Extracts from a graphics dataset —
---+---

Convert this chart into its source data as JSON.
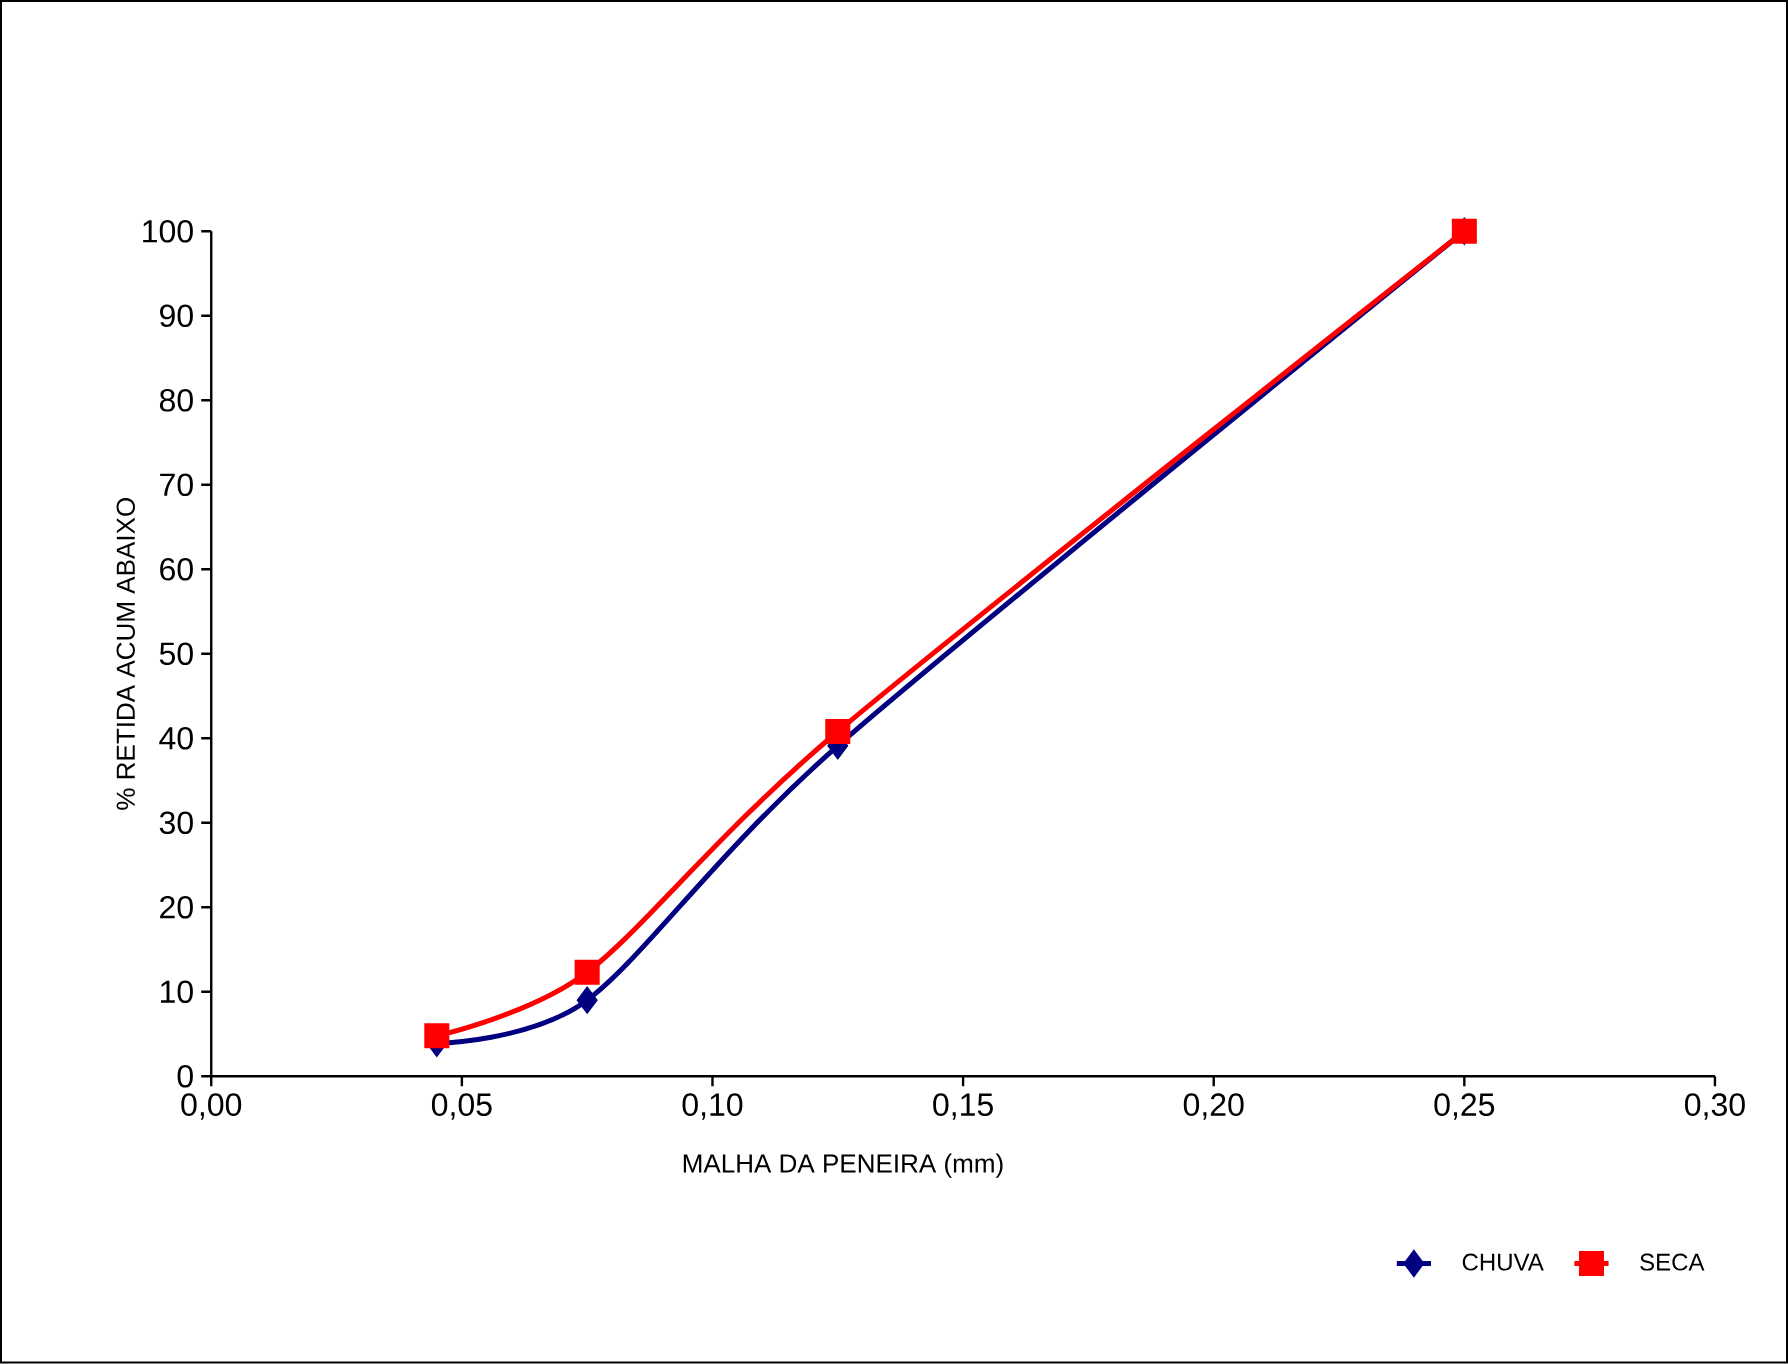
{
  "chart_data": {
    "type": "line",
    "xlabel": "MALHA DA PENEIRA (mm)",
    "ylabel": "% RETIDA ACUM ABAIXO",
    "x": [
      0.045,
      0.075,
      0.125,
      0.25
    ],
    "series": [
      {
        "name": "CHUVA",
        "color": "#000080",
        "marker": "diamond",
        "values": [
          3.9,
          9.0,
          39.1,
          100
        ]
      },
      {
        "name": "SECA",
        "color": "#ff0000",
        "marker": "square",
        "values": [
          4.8,
          12.3,
          40.8,
          100
        ]
      }
    ],
    "xlim": [
      0,
      0.3
    ],
    "xticks": [
      {
        "value": 0,
        "label": "0,00"
      },
      {
        "value": 0.05,
        "label": "0,05"
      },
      {
        "value": 0.1,
        "label": "0,10"
      },
      {
        "value": 0.15,
        "label": "0,15"
      },
      {
        "value": 0.2,
        "label": "0,20"
      },
      {
        "value": 0.25,
        "label": "0,25"
      },
      {
        "value": 0.3,
        "label": "0,30"
      }
    ],
    "ylim": [
      0,
      100
    ],
    "yticks": [
      0,
      10,
      20,
      30,
      40,
      50,
      60,
      70,
      80,
      90,
      100
    ],
    "grid": false,
    "legend": "bottom right",
    "line_style": "solid"
  }
}
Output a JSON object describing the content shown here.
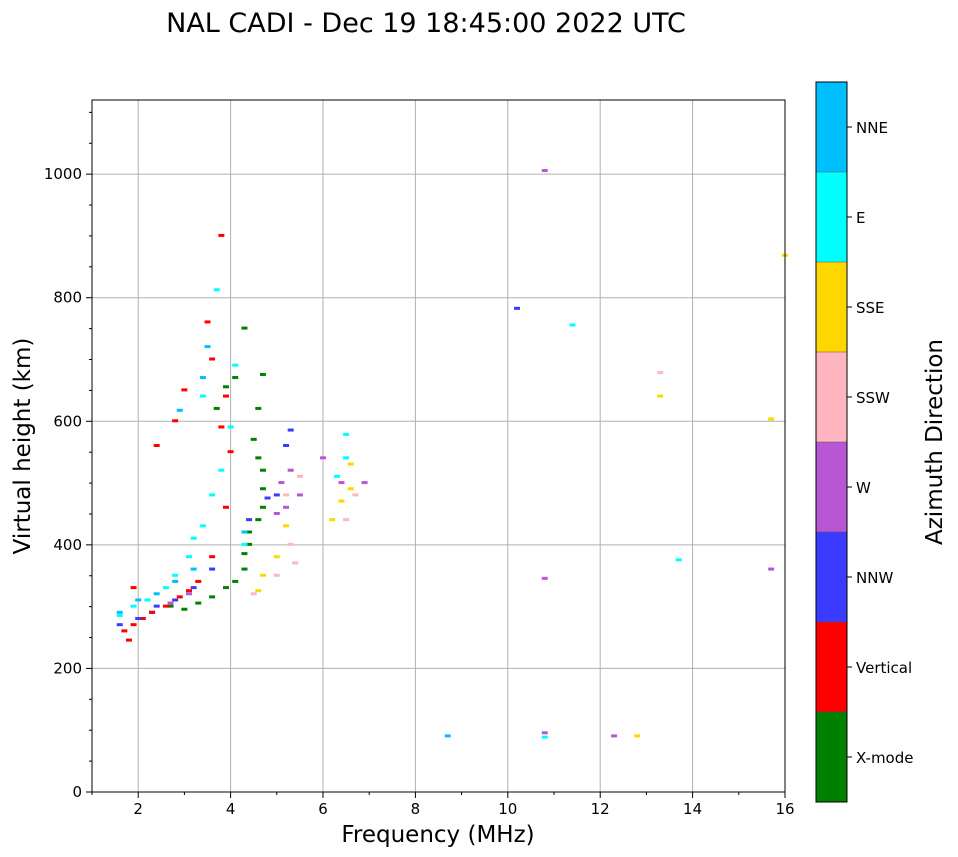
{
  "chart_data": {
    "type": "scatter",
    "title": "NAL CADI - Dec 19 18:45:00 2022 UTC",
    "xlabel": "Frequency (MHz)",
    "ylabel": "Virtual height (km)",
    "xlim": [
      1,
      16
    ],
    "ylim": [
      0,
      1120
    ],
    "xticks": [
      2,
      4,
      6,
      8,
      10,
      12,
      14,
      16
    ],
    "yticks": [
      0,
      200,
      400,
      600,
      800,
      1000
    ],
    "grid": true,
    "colorbar": {
      "label": "Azimuth Direction",
      "placement": "right",
      "categories": [
        {
          "name": "X-mode",
          "color": "#008000"
        },
        {
          "name": "Vertical",
          "color": "#ff0000"
        },
        {
          "name": "NNW",
          "color": "#3b3bff"
        },
        {
          "name": "W",
          "color": "#b857d6"
        },
        {
          "name": "SSW",
          "color": "#ffb6c1"
        },
        {
          "name": "SSE",
          "color": "#ffd700"
        },
        {
          "name": "E",
          "color": "#00ffff"
        },
        {
          "name": "NNE",
          "color": "#00bfff"
        }
      ]
    },
    "series": [
      {
        "name": "X-mode",
        "points": [
          [
            2.3,
            290
          ],
          [
            2.7,
            300
          ],
          [
            3.0,
            295
          ],
          [
            3.3,
            305
          ],
          [
            3.6,
            315
          ],
          [
            3.9,
            330
          ],
          [
            4.1,
            340
          ],
          [
            4.3,
            360
          ],
          [
            4.3,
            385
          ],
          [
            4.4,
            400
          ],
          [
            4.4,
            420
          ],
          [
            4.6,
            440
          ],
          [
            4.7,
            460
          ],
          [
            4.7,
            490
          ],
          [
            4.7,
            520
          ],
          [
            4.6,
            540
          ],
          [
            4.5,
            570
          ],
          [
            4.6,
            620
          ],
          [
            4.7,
            675
          ],
          [
            4.3,
            750
          ],
          [
            4.1,
            670
          ],
          [
            3.9,
            655
          ],
          [
            3.7,
            620
          ]
        ]
      },
      {
        "name": "Vertical",
        "points": [
          [
            1.7,
            260
          ],
          [
            1.9,
            270
          ],
          [
            2.1,
            280
          ],
          [
            2.3,
            290
          ],
          [
            2.6,
            300
          ],
          [
            2.9,
            315
          ],
          [
            3.1,
            325
          ],
          [
            3.3,
            340
          ],
          [
            3.6,
            380
          ],
          [
            3.9,
            460
          ],
          [
            4.0,
            550
          ],
          [
            3.8,
            590
          ],
          [
            3.9,
            640
          ],
          [
            3.6,
            700
          ],
          [
            3.5,
            760
          ],
          [
            3.8,
            900
          ],
          [
            2.4,
            560
          ],
          [
            2.8,
            600
          ],
          [
            3.0,
            650
          ],
          [
            1.8,
            245
          ],
          [
            1.9,
            330
          ]
        ]
      },
      {
        "name": "NNW",
        "points": [
          [
            1.6,
            270
          ],
          [
            2.0,
            280
          ],
          [
            2.4,
            300
          ],
          [
            2.8,
            310
          ],
          [
            3.2,
            330
          ],
          [
            3.6,
            360
          ],
          [
            4.4,
            440
          ],
          [
            4.8,
            475
          ],
          [
            5.2,
            560
          ],
          [
            5.3,
            585
          ],
          [
            5.0,
            480
          ],
          [
            10.2,
            782
          ]
        ]
      },
      {
        "name": "W",
        "points": [
          [
            2.7,
            305
          ],
          [
            3.1,
            320
          ],
          [
            5.0,
            450
          ],
          [
            5.1,
            500
          ],
          [
            5.3,
            520
          ],
          [
            5.5,
            480
          ],
          [
            5.2,
            460
          ],
          [
            6.0,
            540
          ],
          [
            6.4,
            500
          ],
          [
            6.9,
            500
          ],
          [
            10.8,
            345
          ],
          [
            10.8,
            95
          ],
          [
            10.8,
            1005
          ],
          [
            12.3,
            90
          ],
          [
            15.7,
            360
          ]
        ]
      },
      {
        "name": "SSW",
        "points": [
          [
            4.5,
            320
          ],
          [
            5.0,
            350
          ],
          [
            5.4,
            370
          ],
          [
            5.3,
            400
          ],
          [
            5.5,
            510
          ],
          [
            5.2,
            480
          ],
          [
            6.5,
            440
          ],
          [
            6.7,
            480
          ],
          [
            13.3,
            678
          ]
        ]
      },
      {
        "name": "SSE",
        "points": [
          [
            4.6,
            325
          ],
          [
            4.7,
            350
          ],
          [
            5.0,
            380
          ],
          [
            5.2,
            430
          ],
          [
            6.2,
            440
          ],
          [
            6.4,
            470
          ],
          [
            6.6,
            490
          ],
          [
            6.6,
            530
          ],
          [
            13.3,
            640
          ],
          [
            12.8,
            90
          ],
          [
            15.7,
            603
          ],
          [
            16.0,
            868
          ]
        ]
      },
      {
        "name": "E",
        "points": [
          [
            1.6,
            285
          ],
          [
            1.9,
            300
          ],
          [
            2.2,
            310
          ],
          [
            2.6,
            330
          ],
          [
            2.8,
            350
          ],
          [
            3.1,
            380
          ],
          [
            3.2,
            410
          ],
          [
            3.4,
            430
          ],
          [
            3.6,
            480
          ],
          [
            3.8,
            520
          ],
          [
            4.0,
            590
          ],
          [
            4.1,
            690
          ],
          [
            3.4,
            640
          ],
          [
            3.7,
            812
          ],
          [
            6.3,
            510
          ],
          [
            6.5,
            540
          ],
          [
            6.5,
            578
          ],
          [
            10.8,
            88
          ],
          [
            11.4,
            755
          ],
          [
            13.7,
            375
          ],
          [
            4.3,
            400
          ]
        ]
      },
      {
        "name": "NNE",
        "points": [
          [
            1.6,
            290
          ],
          [
            2.0,
            310
          ],
          [
            2.4,
            320
          ],
          [
            2.8,
            340
          ],
          [
            3.2,
            360
          ],
          [
            3.4,
            670
          ],
          [
            3.5,
            720
          ],
          [
            2.9,
            617
          ],
          [
            4.3,
            420
          ],
          [
            8.7,
            90
          ]
        ]
      }
    ]
  },
  "colors": {
    "grid": "#b0b0b0",
    "axis": "#000000"
  }
}
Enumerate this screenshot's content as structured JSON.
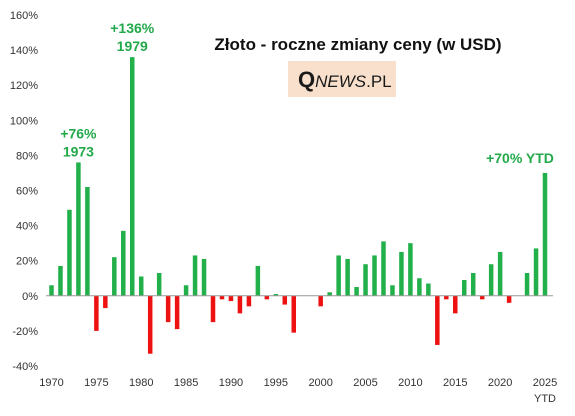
{
  "chart_data": {
    "type": "bar",
    "title": "Złoto - roczne zmiany ceny (w USD)",
    "logo": {
      "text_q": "Q",
      "text_news": "NEWS",
      "text_suffix": ".PL",
      "background": "#f9e0cc"
    },
    "x": [
      1970,
      1971,
      1972,
      1973,
      1974,
      1975,
      1976,
      1977,
      1978,
      1979,
      1980,
      1981,
      1982,
      1983,
      1984,
      1985,
      1986,
      1987,
      1988,
      1989,
      1990,
      1991,
      1992,
      1993,
      1994,
      1995,
      1996,
      1997,
      1998,
      1999,
      2000,
      2001,
      2002,
      2003,
      2004,
      2005,
      2006,
      2007,
      2008,
      2009,
      2010,
      2011,
      2012,
      2013,
      2014,
      2015,
      2016,
      2017,
      2018,
      2019,
      2020,
      2021,
      2022,
      2023,
      2024,
      2025
    ],
    "values": [
      6,
      17,
      49,
      76,
      62,
      -20,
      -7,
      22,
      37,
      136,
      11,
      -33,
      13,
      -15,
      -19,
      6,
      23,
      21,
      -15,
      -2,
      -3,
      -10,
      -6,
      17,
      -2,
      1,
      -5,
      -21,
      0,
      0,
      -6,
      2,
      23,
      21,
      5,
      18,
      23,
      31,
      6,
      25,
      30,
      10,
      7,
      -28,
      -2,
      -10,
      9,
      13,
      -2,
      18,
      25,
      -4,
      0,
      13,
      27,
      70
    ],
    "x_tick_labels": [
      "1970",
      "1975",
      "1980",
      "1985",
      "1990",
      "1995",
      "2000",
      "2005",
      "2010",
      "2015",
      "2020",
      "2025"
    ],
    "x_tick_sublabel": "YTD",
    "y_tick_labels": [
      "-40%",
      "-20%",
      "0%",
      "20%",
      "40%",
      "60%",
      "80%",
      "100%",
      "120%",
      "140%",
      "160%"
    ],
    "ylim": [
      -40,
      160
    ],
    "colors": {
      "positive": "#22b04b",
      "negative": "#ee1111",
      "annotation": "#22a94a",
      "axis": "#999999"
    },
    "annotations": [
      {
        "year": 1973,
        "line1": "+76%",
        "line2": "1973"
      },
      {
        "year": 1979,
        "line1": "+136%",
        "line2": "1979"
      },
      {
        "year": 2025,
        "line1": "+70% YTD",
        "line2": ""
      }
    ],
    "grid": false
  }
}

---+---

EXERCISE INSTRUCTIONS — The answer is the number of lines in the preceding material that hold "this"; write that number and nothing else.

EXPECTED ANSWER — 2